DIRECTIONS:
Scan the following material for the string "источники" and copy each line in which it appears.

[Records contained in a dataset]
# # # # # # #
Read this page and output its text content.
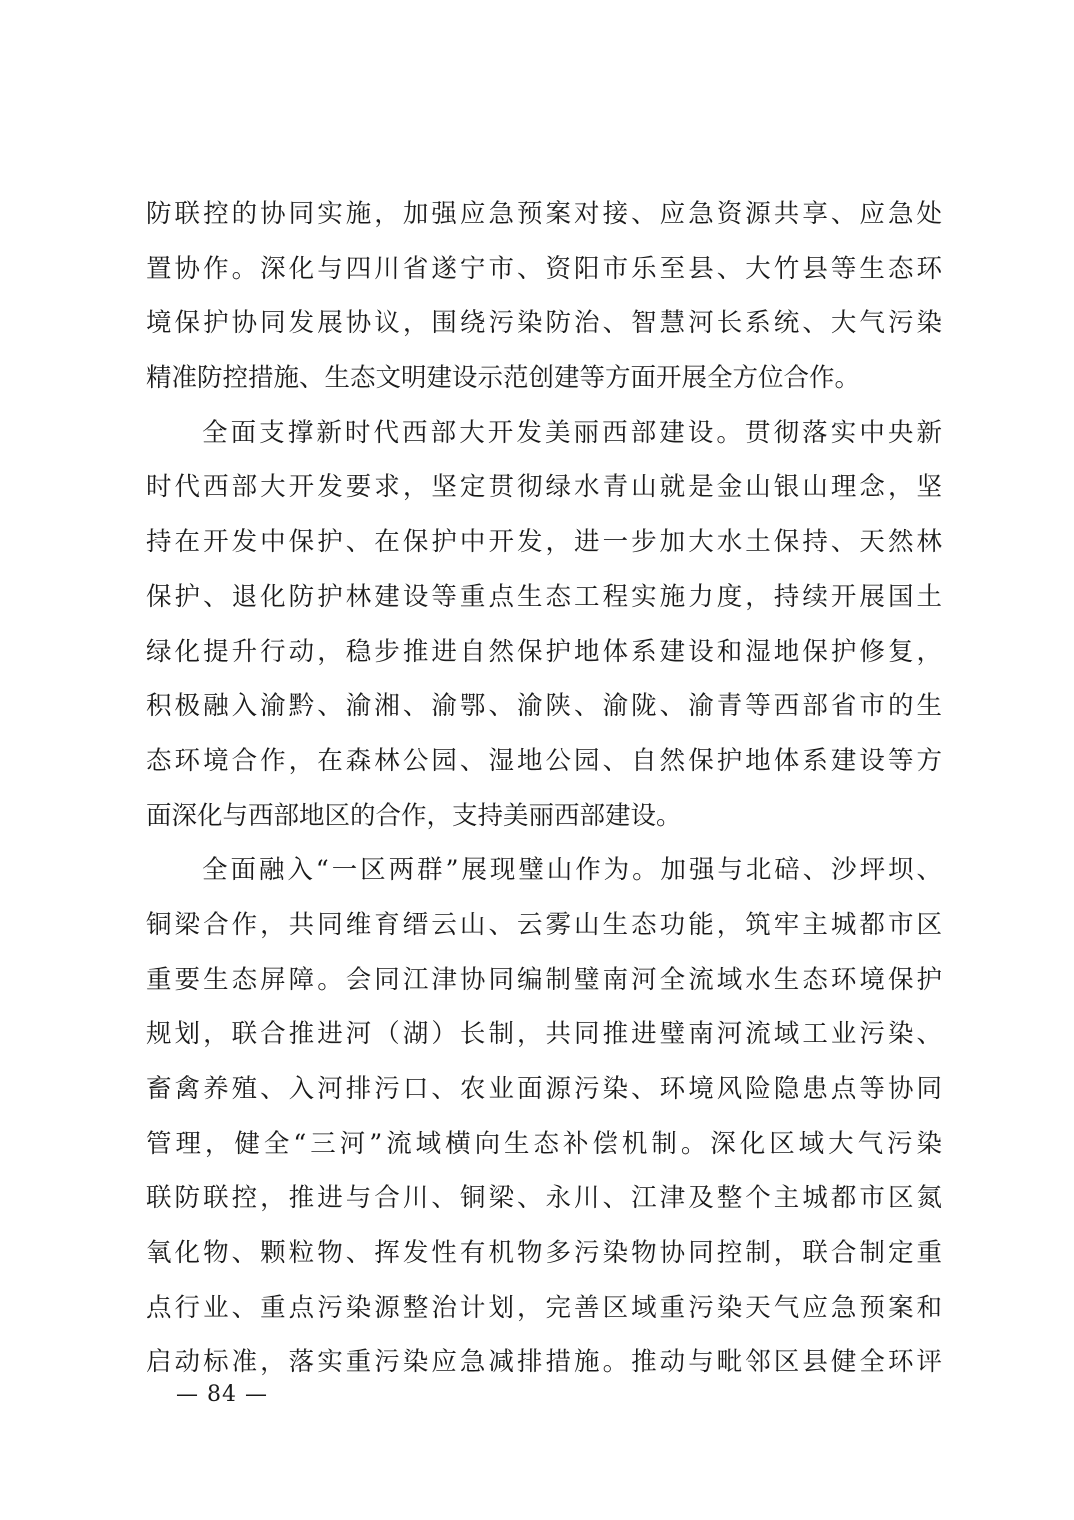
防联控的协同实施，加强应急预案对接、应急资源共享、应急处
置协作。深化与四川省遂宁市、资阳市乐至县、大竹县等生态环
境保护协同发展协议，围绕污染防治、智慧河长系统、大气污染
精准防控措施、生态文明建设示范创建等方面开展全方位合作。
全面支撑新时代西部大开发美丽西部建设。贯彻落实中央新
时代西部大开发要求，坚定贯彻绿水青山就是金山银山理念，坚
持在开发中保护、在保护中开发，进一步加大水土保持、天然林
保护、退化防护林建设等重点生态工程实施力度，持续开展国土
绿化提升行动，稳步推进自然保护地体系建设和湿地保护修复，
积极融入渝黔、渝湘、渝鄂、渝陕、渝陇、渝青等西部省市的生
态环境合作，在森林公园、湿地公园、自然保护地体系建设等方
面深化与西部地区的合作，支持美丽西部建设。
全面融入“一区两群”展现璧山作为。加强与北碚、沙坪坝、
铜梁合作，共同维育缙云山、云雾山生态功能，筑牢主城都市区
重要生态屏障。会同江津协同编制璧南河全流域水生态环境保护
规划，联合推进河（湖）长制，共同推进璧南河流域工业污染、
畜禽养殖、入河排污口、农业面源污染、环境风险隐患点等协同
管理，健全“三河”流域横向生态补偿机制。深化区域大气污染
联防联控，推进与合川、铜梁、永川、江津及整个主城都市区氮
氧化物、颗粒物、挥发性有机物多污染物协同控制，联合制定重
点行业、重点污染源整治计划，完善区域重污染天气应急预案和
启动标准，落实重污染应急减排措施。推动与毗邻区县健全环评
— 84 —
# # # # # # #
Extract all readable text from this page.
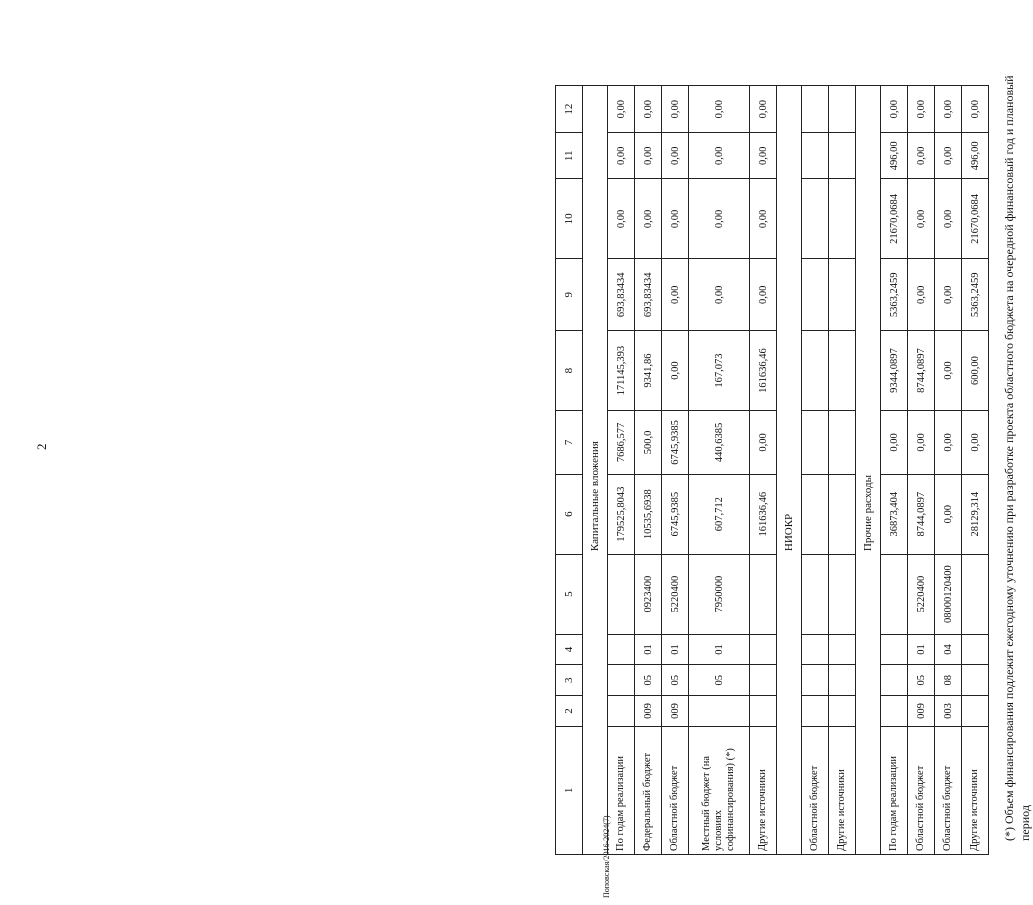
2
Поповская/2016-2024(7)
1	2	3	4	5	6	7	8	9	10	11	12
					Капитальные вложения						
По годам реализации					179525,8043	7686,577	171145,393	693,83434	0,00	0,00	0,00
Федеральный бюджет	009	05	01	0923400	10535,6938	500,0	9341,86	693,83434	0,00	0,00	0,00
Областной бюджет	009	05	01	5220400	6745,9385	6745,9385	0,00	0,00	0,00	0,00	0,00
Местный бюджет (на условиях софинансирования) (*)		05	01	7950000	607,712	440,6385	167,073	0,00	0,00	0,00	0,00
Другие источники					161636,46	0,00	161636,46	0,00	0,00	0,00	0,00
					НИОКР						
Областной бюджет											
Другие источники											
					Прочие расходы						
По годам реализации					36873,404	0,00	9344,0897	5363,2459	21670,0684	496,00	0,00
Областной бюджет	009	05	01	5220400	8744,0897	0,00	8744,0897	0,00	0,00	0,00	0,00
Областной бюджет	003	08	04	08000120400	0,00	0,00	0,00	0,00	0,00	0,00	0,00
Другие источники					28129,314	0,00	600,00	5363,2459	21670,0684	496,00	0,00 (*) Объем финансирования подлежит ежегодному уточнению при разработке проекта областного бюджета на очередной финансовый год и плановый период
# # # # # # #
RESPONSE TO THIS TASK:
Другие источники					161636,46	0,00	161636,46	0,00	0,00	0,00	0,00
Другие источники											
Другие источники					28129,314	0,00	600,00	5363,2459	21670,0684	496,00	0,00 (*) Объем финансирования подлежит ежегодному уточнению при разработке проекта областного бюджета на очередной финансовый год и плановый период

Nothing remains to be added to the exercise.